GOAL OF THE EXERCISE =>
Restate the whole of the material. Keep every word, and drop the pictures.

INFORMATION SHOWN =>
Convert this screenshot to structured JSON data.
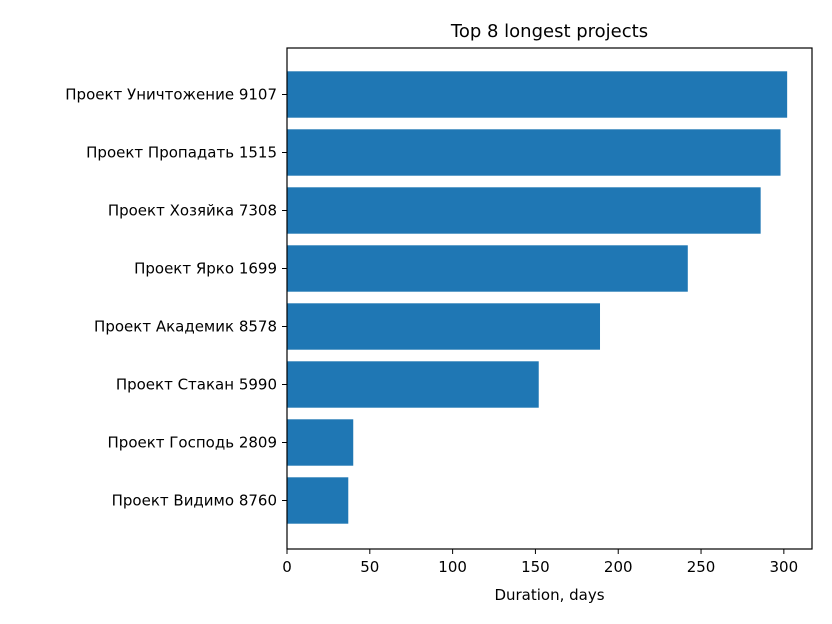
{
  "chart_data": {
    "type": "bar",
    "orientation": "horizontal",
    "title": "Top 8 longest projects",
    "xlabel": "Duration, days",
    "ylabel": "",
    "xlim": [
      0,
      317
    ],
    "xticks": [
      0,
      50,
      100,
      150,
      200,
      250,
      300
    ],
    "categories": [
      "Проект Уничтожение 9107",
      "Проект Пропадать 1515",
      "Проект Хозяйка 7308",
      "Проект Ярко 1699",
      "Проект Академик 8578",
      "Проект Стакан 5990",
      "Проект Господь 2809",
      "Проект Видимо 8760"
    ],
    "values": [
      302,
      298,
      286,
      242,
      189,
      152,
      40,
      37
    ],
    "bar_color": "#1f77b4",
    "grid": false
  }
}
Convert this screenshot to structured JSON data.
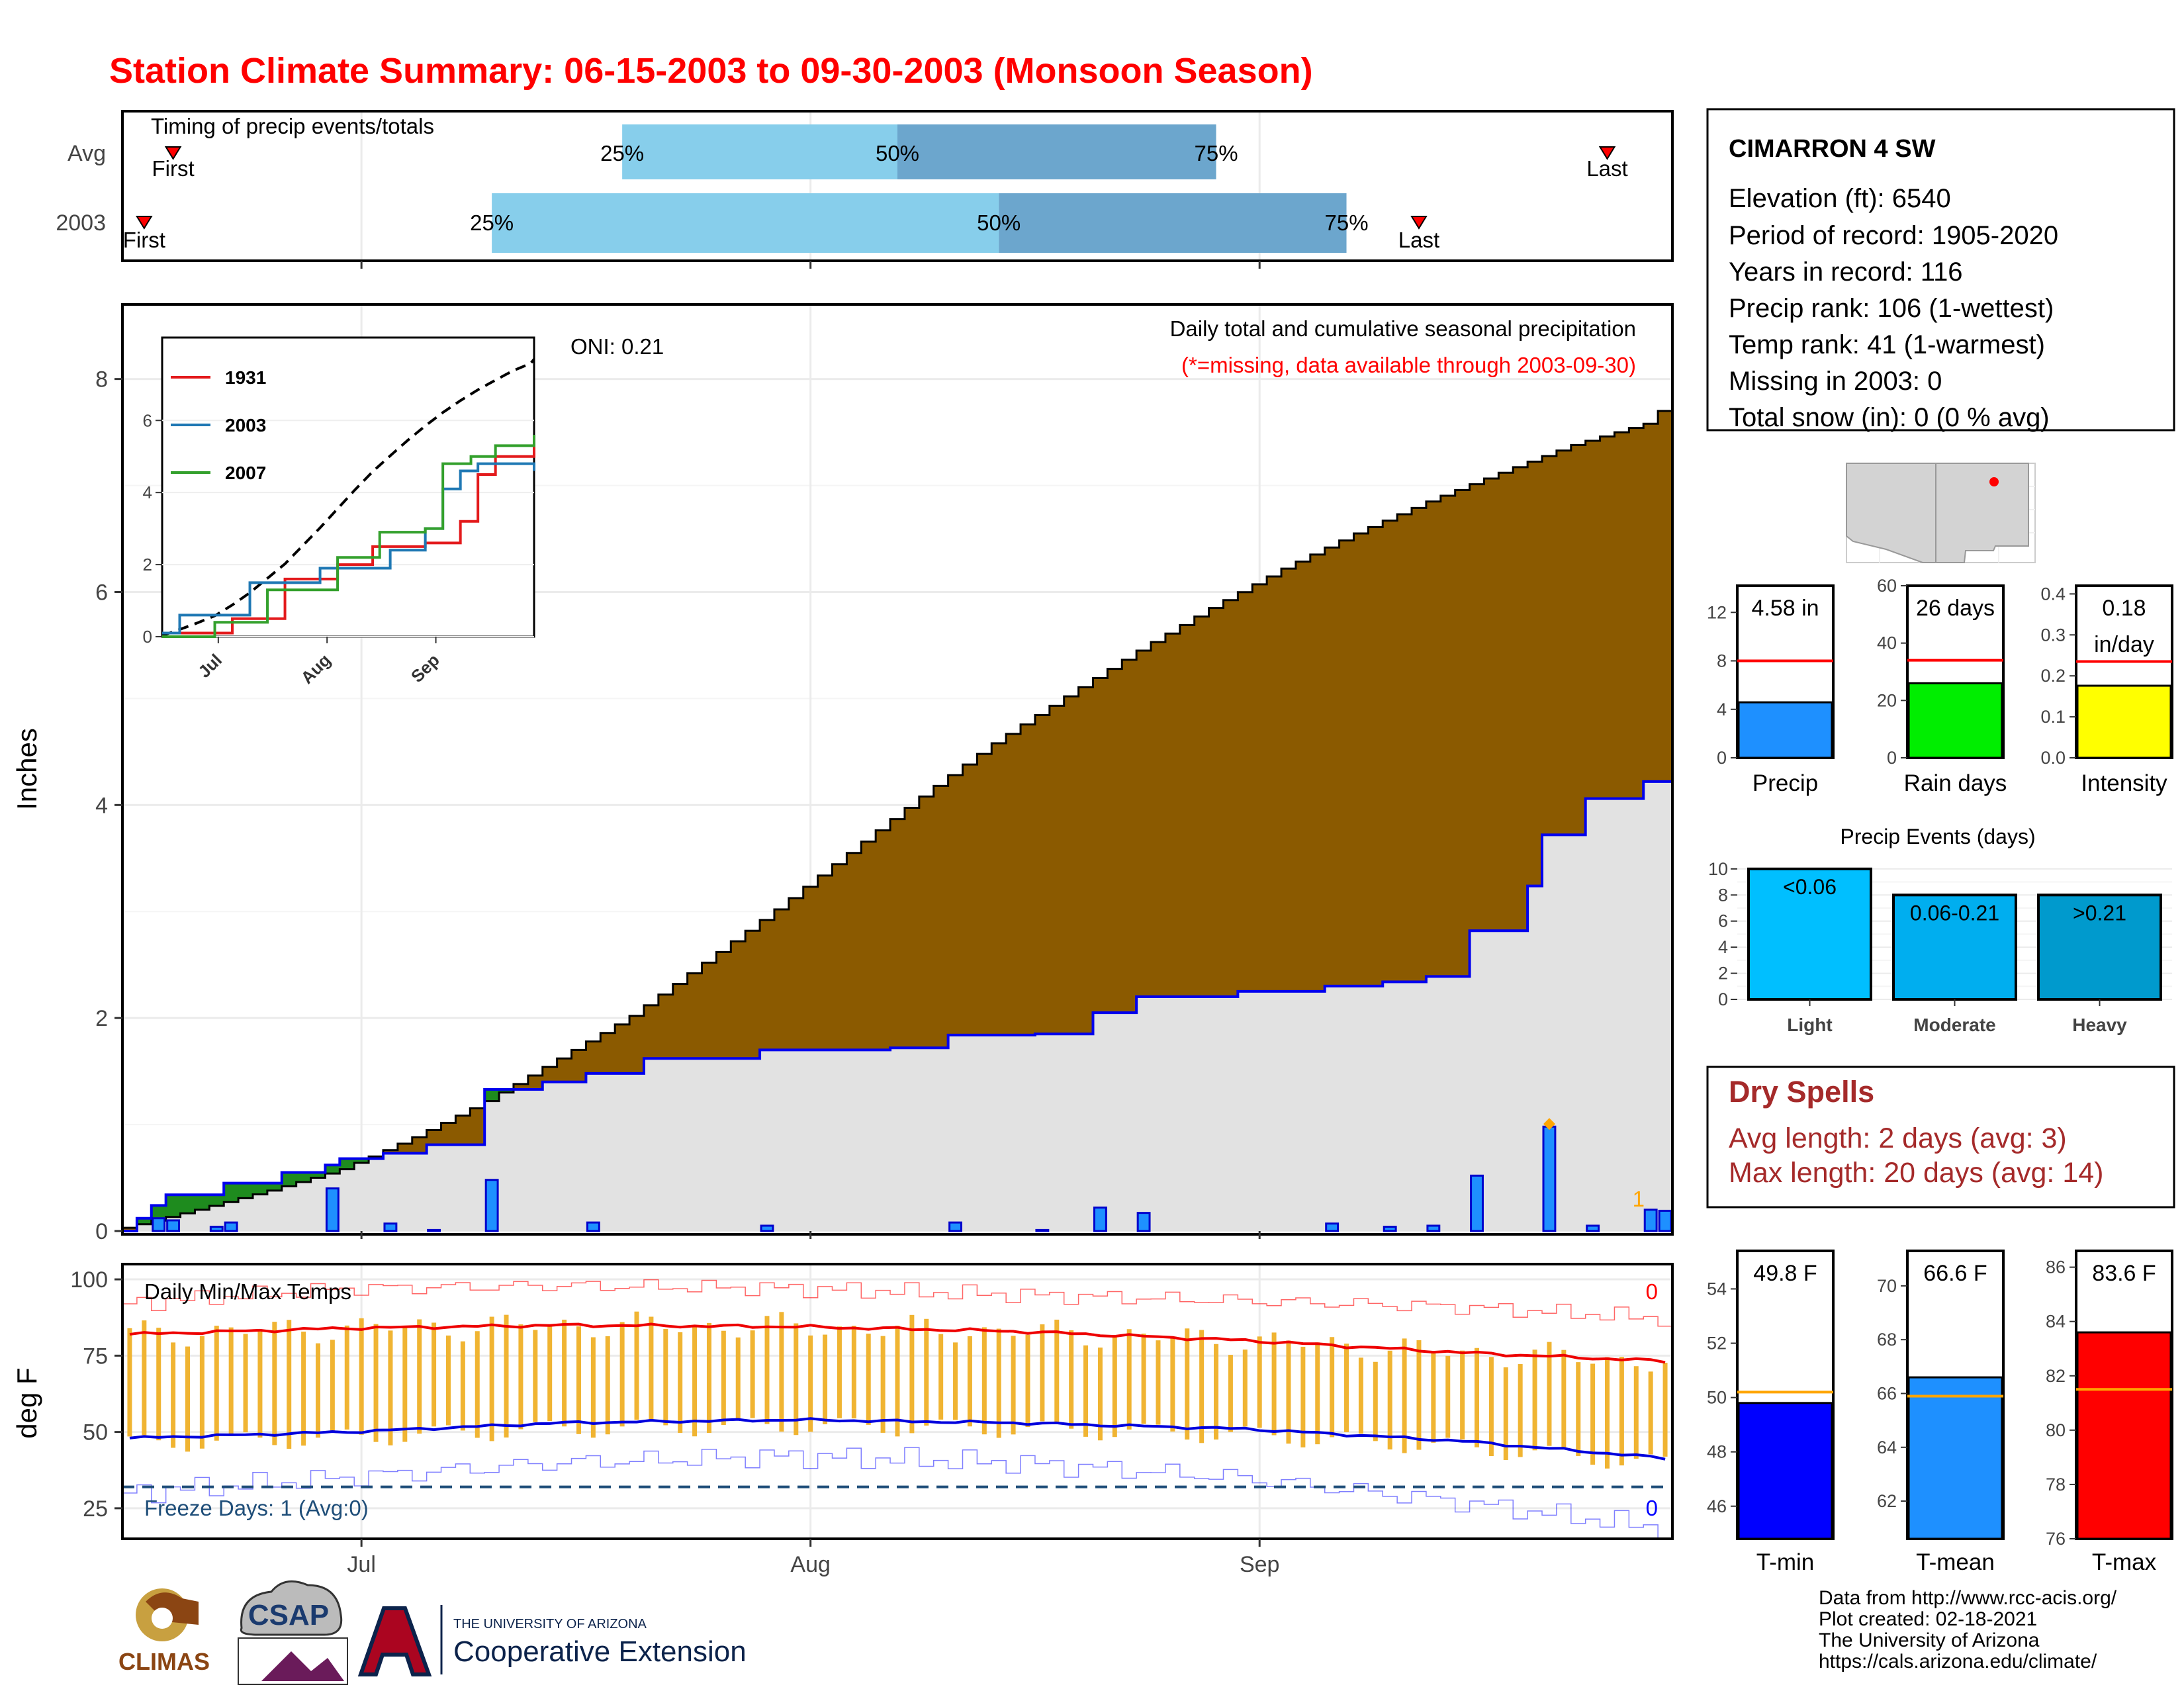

REPLY =>
Convert this screenshot to structured JSON data.
{
  "chart_data": {
    "type": "bar",
    "orientation": "horizontal",
    "title": "Top 8 longest projects",
    "xlabel": "Duration, days",
    "ylabel": "",
    "xlim": [
      0,
      317
    ],
    "xticks": [
      0,
      50,
      100,
      150,
      200,
      250,
      300
    ],
    "categories": [
      "Проект Уничтожение 9107",
      "Проект Пропадать 1515",
      "Проект Хозяйка 7308",
      "Проект Ярко 1699",
      "Проект Академик 8578",
      "Проект Стакан 5990",
      "Проект Господь 2809",
      "Проект Видимо 8760"
    ],
    "values": [
      302,
      298,
      286,
      242,
      189,
      152,
      40,
      37
    ],
    "bar_color": "#1f77b4",
    "grid": false
  }
}
Convert this screenshot to structured JSON data.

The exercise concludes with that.